Go through the entries below and collect each line with the string "page" in it.

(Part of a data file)
|---|

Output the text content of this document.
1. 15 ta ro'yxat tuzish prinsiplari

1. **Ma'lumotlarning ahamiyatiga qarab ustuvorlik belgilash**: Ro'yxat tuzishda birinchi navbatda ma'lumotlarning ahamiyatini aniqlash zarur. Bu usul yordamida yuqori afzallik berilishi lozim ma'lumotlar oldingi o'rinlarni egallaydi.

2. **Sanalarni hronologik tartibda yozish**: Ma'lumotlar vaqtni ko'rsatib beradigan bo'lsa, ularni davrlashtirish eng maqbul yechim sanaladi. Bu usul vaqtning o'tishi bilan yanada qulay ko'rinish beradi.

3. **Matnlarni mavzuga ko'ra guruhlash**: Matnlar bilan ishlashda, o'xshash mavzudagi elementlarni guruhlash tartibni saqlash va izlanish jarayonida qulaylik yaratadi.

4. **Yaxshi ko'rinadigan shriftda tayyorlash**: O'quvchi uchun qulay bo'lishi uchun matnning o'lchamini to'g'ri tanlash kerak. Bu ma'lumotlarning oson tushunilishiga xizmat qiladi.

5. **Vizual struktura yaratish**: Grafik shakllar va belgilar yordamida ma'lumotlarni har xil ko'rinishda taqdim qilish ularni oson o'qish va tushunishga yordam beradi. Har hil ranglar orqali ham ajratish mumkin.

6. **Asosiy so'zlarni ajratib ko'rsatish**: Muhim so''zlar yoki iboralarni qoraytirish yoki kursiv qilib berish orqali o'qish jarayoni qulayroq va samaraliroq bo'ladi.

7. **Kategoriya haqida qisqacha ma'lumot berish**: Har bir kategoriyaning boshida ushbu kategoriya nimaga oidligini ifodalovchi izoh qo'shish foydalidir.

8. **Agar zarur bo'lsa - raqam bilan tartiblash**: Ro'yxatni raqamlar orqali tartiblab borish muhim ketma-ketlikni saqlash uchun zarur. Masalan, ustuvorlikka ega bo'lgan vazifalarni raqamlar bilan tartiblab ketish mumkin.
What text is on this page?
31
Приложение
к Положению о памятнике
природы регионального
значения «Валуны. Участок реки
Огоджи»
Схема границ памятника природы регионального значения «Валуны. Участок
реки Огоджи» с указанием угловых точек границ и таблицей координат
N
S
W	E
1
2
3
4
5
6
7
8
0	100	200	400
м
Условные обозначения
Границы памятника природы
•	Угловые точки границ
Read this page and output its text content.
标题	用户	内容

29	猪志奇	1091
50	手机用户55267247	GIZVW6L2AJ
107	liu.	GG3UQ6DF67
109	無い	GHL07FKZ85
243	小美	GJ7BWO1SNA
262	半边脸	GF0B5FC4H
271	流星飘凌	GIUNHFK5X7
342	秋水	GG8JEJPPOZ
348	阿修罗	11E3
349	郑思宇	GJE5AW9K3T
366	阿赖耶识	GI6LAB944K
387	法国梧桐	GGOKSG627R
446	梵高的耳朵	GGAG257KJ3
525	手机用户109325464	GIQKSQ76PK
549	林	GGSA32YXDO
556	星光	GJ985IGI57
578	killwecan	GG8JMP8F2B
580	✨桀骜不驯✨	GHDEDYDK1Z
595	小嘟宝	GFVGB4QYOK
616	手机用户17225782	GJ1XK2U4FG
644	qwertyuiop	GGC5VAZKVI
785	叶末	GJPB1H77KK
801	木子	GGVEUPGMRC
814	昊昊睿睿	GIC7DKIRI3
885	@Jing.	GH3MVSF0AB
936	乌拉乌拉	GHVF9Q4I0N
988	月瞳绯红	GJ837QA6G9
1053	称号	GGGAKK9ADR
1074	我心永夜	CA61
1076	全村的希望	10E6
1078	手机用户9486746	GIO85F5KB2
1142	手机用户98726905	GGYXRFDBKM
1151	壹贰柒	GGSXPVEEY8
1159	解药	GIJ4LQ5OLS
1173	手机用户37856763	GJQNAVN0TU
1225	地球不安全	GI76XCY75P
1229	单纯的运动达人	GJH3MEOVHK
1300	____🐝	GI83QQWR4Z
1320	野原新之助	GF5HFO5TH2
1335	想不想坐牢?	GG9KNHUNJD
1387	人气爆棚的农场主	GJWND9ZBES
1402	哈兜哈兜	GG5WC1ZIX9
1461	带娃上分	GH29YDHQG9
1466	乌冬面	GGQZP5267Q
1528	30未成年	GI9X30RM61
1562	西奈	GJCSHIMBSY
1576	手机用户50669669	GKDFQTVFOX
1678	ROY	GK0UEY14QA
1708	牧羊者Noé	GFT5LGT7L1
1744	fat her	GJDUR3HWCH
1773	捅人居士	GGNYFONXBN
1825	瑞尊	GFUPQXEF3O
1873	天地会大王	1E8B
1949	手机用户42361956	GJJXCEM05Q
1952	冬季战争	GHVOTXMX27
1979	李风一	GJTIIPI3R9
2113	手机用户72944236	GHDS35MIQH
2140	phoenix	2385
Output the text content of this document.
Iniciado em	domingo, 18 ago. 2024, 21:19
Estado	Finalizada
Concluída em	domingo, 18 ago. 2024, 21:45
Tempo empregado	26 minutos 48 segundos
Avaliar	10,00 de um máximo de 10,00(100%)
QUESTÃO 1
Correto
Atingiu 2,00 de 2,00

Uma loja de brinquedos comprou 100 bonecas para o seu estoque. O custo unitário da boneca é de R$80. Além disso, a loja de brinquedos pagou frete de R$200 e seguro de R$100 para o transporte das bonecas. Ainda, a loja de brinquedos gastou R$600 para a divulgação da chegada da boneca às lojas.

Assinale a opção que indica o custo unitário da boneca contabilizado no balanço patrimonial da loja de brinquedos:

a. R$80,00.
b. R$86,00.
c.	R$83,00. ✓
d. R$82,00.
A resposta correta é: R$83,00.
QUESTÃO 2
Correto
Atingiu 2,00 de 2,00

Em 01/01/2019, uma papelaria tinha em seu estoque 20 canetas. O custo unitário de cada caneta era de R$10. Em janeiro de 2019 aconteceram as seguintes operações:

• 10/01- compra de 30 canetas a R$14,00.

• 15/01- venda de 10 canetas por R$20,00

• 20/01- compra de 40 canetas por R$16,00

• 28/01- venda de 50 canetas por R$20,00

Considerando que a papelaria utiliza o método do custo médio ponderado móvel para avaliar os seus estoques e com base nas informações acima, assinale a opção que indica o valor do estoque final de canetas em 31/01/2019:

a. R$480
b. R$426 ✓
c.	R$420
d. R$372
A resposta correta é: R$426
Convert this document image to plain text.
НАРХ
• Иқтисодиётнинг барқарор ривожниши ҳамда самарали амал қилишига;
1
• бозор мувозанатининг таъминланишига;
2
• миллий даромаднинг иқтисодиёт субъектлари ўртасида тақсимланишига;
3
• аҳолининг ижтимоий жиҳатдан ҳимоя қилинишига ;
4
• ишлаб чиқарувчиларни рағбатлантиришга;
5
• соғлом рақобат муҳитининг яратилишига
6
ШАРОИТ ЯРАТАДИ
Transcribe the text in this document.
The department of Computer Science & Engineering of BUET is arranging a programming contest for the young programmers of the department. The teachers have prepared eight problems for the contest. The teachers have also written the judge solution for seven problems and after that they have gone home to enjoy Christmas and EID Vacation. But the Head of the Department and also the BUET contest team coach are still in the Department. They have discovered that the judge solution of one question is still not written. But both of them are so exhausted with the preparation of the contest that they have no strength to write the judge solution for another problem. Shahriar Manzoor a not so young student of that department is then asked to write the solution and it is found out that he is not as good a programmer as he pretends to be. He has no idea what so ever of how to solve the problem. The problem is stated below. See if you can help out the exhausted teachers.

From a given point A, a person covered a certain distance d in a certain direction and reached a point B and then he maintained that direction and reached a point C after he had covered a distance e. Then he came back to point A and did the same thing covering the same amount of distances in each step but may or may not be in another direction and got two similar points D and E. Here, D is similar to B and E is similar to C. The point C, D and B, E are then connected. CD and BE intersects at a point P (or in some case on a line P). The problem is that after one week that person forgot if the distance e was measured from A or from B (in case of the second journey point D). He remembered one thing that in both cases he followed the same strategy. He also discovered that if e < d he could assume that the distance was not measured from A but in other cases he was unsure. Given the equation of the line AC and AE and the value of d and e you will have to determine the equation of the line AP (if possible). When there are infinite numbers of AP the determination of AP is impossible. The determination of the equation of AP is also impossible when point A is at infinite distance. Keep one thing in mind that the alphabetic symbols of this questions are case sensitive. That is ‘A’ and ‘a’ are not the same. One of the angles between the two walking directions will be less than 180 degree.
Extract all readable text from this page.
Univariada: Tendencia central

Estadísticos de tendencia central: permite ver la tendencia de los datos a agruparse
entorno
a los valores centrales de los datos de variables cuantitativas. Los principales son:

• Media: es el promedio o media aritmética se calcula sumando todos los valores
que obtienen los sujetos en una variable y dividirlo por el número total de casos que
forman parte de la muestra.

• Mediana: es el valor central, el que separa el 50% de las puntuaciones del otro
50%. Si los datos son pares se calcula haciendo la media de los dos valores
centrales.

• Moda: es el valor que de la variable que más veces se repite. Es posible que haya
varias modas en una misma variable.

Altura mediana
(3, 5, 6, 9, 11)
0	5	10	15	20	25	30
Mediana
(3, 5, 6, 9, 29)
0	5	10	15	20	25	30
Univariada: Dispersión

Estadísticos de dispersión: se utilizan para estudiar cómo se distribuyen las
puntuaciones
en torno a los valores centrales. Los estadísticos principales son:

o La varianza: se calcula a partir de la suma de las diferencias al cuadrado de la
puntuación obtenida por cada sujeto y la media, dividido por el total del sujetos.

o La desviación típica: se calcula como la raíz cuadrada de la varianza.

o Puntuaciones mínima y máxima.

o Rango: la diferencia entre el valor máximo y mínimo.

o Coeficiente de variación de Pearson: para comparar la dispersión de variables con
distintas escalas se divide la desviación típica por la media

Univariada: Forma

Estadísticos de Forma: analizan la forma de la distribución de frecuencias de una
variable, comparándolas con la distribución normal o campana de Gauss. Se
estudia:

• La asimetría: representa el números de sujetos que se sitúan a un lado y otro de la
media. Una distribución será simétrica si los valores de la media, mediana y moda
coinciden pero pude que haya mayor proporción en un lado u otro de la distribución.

|---|

- **Result**
What text is on this page?
Read this page and output its text content.
Extract all readable text from this page.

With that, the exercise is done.